## BEGIN PROVIDED DATA

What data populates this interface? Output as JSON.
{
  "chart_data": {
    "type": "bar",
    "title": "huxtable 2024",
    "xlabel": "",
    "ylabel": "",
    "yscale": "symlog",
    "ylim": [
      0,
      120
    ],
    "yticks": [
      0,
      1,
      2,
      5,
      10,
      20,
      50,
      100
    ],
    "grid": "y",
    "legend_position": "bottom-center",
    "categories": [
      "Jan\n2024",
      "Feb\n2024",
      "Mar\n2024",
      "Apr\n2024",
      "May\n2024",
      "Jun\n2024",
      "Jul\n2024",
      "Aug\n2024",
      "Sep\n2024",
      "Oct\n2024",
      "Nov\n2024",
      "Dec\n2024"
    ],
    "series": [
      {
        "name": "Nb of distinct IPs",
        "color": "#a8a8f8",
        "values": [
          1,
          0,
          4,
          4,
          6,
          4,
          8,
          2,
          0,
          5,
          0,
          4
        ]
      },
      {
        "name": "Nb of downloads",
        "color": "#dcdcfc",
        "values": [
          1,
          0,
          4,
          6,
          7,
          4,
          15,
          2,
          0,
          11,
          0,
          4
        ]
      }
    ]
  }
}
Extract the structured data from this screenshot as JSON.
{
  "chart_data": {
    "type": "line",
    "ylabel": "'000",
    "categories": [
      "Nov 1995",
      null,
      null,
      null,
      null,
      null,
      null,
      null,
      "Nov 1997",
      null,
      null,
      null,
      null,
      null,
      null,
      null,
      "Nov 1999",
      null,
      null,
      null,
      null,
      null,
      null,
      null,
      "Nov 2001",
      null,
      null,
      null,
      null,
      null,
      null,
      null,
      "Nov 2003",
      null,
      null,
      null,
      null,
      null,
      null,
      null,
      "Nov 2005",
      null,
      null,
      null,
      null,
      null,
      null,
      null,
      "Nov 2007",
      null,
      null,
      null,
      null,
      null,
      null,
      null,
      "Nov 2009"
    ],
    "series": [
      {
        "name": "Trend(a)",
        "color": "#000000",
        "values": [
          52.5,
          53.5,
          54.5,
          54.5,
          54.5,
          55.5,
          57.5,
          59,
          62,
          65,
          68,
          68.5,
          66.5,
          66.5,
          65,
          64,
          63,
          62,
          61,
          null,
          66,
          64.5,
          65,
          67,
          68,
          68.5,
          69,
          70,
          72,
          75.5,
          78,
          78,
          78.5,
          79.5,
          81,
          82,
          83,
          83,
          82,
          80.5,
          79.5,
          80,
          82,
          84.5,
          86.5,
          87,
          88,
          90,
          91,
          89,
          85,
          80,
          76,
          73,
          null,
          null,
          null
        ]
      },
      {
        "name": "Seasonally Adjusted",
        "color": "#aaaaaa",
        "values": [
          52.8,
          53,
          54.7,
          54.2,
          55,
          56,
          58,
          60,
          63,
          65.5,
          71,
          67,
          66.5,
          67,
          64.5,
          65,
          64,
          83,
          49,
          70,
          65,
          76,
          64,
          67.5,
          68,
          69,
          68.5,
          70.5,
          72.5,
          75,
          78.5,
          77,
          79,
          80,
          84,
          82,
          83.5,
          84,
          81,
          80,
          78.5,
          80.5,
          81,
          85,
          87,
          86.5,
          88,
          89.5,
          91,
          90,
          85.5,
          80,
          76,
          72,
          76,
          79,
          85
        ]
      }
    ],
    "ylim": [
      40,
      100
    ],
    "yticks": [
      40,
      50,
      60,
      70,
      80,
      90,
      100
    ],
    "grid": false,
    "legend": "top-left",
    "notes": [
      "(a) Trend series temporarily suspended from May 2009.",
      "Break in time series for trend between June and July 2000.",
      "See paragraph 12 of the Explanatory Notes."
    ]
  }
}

## END PROVIDED DATA

▶ [DIRECTIVE]: The entries above should be repeated exactly, every one of them.

▶ [OUTPUT BELOW]:
What data populates this interface? Output as JSON.
{
  "chart_data": {
    "type": "bar",
    "title": "huxtable 2024",
    "xlabel": "",
    "ylabel": "",
    "yscale": "symlog",
    "ylim": [
      0,
      120
    ],
    "yticks": [
      0,
      1,
      2,
      5,
      10,
      20,
      50,
      100
    ],
    "grid": "y",
    "legend_position": "bottom-center",
    "categories": [
      "Jan\n2024",
      "Feb\n2024",
      "Mar\n2024",
      "Apr\n2024",
      "May\n2024",
      "Jun\n2024",
      "Jul\n2024",
      "Aug\n2024",
      "Sep\n2024",
      "Oct\n2024",
      "Nov\n2024",
      "Dec\n2024"
    ],
    "series": [
      {
        "name": "Nb of distinct IPs",
        "color": "#a8a8f8",
        "values": [
          1,
          0,
          4,
          4,
          6,
          4,
          8,
          2,
          0,
          5,
          0,
          4
        ]
      },
      {
        "name": "Nb of downloads",
        "color": "#dcdcfc",
        "values": [
          1,
          0,
          4,
          6,
          7,
          4,
          15,
          2,
          0,
          11,
          0,
          4
        ]
      }
    ]
  }
}
Extract the structured data from this screenshot as JSON.
{
  "chart_data": {
    "type": "line",
    "ylabel": "'000",
    "categories": [
      "Nov 1995",
      null,
      null,
      null,
      null,
      null,
      null,
      null,
      "Nov 1997",
      null,
      null,
      null,
      null,
      null,
      null,
      null,
      "Nov 1999",
      null,
      null,
      null,
      null,
      null,
      null,
      null,
      "Nov 2001",
      null,
      null,
      null,
      null,
      null,
      null,
      null,
      "Nov 2003",
      null,
      null,
      null,
      null,
      null,
      null,
      null,
      "Nov 2005",
      null,
      null,
      null,
      null,
      null,
      null,
      null,
      "Nov 2007",
      null,
      null,
      null,
      null,
      null,
      null,
      null,
      "Nov 2009"
    ],
    "series": [
      {
        "name": "Trend(a)",
        "color": "#000000",
        "values": [
          52.5,
          53.5,
          54.5,
          54.5,
          54.5,
          55.5,
          57.5,
          59,
          62,
          65,
          68,
          68.5,
          66.5,
          66.5,
          65,
          64,
          63,
          62,
          61,
          null,
          66,
          64.5,
          65,
          67,
          68,
          68.5,
          69,
          70,
          72,
          75.5,
          78,
          78,
          78.5,
          79.5,
          81,
          82,
          83,
          83,
          82,
          80.5,
          79.5,
          80,
          82,
          84.5,
          86.5,
          87,
          88,
          90,
          91,
          89,
          85,
          80,
          76,
          73,
          null,
          null,
          null
        ]
      },
      {
        "name": "Seasonally Adjusted",
        "color": "#aaaaaa",
        "values": [
          52.8,
          53,
          54.7,
          54.2,
          55,
          56,
          58,
          60,
          63,
          65.5,
          71,
          67,
          66.5,
          67,
          64.5,
          65,
          64,
          83,
          49,
          70,
          65,
          76,
          64,
          67.5,
          68,
          69,
          68.5,
          70.5,
          72.5,
          75,
          78.5,
          77,
          79,
          80,
          84,
          82,
          83.5,
          84,
          81,
          80,
          78.5,
          80.5,
          81,
          85,
          87,
          86.5,
          88,
          89.5,
          91,
          90,
          85.5,
          80,
          76,
          72,
          76,
          79,
          85
        ]
      }
    ],
    "ylim": [
      40,
      100
    ],
    "yticks": [
      40,
      50,
      60,
      70,
      80,
      90,
      100
    ],
    "grid": false,
    "legend": "top-left",
    "notes": [
      "(a) Trend series temporarily suspended from May 2009.",
      "Break in time series for trend between June and July 2000.",
      "See paragraph 12 of the Explanatory Notes."
    ]
  }
}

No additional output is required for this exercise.